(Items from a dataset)
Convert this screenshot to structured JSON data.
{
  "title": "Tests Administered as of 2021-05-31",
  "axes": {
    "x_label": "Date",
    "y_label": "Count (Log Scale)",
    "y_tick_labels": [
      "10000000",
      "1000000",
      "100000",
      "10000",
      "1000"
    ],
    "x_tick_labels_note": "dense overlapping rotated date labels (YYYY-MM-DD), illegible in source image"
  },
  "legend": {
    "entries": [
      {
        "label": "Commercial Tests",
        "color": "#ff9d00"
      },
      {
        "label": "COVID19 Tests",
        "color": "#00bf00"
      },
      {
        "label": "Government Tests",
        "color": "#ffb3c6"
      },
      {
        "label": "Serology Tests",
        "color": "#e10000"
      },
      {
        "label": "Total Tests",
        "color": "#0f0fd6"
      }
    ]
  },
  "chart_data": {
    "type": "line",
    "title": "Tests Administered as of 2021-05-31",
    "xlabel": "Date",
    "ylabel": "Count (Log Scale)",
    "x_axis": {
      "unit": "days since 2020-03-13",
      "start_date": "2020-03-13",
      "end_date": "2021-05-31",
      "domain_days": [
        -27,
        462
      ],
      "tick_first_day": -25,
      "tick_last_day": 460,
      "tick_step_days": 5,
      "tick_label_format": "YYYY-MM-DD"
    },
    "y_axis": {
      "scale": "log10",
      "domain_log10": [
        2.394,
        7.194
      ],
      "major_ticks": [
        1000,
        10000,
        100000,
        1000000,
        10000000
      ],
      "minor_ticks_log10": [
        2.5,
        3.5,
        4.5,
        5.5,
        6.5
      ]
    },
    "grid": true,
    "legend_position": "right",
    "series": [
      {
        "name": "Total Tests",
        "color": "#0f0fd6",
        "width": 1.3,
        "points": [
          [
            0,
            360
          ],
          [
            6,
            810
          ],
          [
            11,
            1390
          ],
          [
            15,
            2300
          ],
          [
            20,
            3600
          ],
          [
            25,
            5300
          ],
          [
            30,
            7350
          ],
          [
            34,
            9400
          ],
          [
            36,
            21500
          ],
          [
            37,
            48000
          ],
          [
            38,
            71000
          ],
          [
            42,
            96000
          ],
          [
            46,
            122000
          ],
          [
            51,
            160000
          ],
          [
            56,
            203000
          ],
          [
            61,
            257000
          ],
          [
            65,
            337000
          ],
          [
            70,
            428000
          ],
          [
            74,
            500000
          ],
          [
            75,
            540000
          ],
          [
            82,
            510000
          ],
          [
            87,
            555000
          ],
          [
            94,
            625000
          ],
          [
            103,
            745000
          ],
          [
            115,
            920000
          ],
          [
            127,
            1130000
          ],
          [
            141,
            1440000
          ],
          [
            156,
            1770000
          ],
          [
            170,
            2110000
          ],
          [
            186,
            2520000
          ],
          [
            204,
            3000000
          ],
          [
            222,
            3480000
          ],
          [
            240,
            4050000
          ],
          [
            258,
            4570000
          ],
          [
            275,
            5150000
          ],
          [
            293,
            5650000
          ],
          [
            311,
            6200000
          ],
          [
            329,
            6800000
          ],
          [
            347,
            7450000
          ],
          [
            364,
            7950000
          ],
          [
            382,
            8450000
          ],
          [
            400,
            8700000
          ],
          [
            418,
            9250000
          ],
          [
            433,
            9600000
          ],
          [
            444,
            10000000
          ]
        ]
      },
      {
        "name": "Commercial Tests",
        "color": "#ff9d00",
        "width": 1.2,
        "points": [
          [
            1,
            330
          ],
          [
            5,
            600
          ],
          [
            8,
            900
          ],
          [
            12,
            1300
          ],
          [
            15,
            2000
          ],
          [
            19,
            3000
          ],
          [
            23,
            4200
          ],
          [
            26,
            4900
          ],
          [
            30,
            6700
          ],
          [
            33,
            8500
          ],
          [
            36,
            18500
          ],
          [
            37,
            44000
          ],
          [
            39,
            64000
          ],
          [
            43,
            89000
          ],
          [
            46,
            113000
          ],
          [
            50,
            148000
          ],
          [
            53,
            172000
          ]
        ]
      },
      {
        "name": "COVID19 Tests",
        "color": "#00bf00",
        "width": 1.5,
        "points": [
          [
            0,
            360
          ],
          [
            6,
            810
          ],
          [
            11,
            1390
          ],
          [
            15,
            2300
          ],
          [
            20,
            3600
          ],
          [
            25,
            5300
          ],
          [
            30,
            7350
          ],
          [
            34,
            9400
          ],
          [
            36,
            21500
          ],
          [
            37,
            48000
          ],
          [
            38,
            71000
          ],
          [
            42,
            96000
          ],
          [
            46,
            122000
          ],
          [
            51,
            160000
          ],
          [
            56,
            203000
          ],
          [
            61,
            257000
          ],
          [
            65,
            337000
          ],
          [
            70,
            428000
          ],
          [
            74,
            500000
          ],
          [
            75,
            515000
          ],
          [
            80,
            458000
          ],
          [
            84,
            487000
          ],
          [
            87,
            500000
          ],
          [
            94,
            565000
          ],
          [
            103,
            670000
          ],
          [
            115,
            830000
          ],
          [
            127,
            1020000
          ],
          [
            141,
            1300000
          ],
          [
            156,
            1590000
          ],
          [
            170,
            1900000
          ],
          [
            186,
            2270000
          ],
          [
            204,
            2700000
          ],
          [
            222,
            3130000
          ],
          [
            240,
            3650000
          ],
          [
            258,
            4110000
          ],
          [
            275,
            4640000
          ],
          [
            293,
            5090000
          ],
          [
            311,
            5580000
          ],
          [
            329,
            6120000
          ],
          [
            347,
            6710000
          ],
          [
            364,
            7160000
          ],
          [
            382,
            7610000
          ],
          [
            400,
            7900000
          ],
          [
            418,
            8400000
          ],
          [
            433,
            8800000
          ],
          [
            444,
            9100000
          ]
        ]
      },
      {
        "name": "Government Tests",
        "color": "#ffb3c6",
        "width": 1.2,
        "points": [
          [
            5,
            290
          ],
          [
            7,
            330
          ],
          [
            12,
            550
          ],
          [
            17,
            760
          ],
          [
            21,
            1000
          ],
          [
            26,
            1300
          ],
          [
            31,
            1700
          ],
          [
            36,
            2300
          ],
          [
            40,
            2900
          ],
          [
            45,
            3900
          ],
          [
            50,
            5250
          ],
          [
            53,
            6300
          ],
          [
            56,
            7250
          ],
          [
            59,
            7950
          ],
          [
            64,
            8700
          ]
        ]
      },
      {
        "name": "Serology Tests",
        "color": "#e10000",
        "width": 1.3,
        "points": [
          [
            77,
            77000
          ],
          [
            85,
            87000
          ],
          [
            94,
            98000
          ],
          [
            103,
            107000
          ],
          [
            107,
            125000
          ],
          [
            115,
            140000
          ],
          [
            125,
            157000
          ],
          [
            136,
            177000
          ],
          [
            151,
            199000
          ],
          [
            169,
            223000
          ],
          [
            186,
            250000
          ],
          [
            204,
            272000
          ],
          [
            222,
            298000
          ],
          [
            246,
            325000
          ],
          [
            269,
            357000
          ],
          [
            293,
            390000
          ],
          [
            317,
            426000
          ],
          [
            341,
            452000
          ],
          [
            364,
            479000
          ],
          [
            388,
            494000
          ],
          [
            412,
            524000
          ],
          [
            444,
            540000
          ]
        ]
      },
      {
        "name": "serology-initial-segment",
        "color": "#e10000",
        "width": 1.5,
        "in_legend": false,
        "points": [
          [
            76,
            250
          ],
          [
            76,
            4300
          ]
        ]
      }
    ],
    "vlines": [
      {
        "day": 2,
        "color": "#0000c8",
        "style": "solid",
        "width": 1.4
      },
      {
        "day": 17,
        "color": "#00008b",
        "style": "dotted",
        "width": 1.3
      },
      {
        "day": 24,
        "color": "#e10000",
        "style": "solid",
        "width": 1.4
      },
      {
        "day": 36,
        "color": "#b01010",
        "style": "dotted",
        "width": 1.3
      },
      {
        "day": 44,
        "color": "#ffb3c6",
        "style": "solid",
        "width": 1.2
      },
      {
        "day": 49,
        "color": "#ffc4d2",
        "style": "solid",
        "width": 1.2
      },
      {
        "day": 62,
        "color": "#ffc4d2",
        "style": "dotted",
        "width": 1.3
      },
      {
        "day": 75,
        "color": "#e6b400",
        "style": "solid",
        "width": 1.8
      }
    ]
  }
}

**What the task requires:**
Copy out every line that includes the word "title".

**Task solution:**
  "title": "Tests Administered as of 2021-05-31",
    "title": "Tests Administered as of 2021-05-31",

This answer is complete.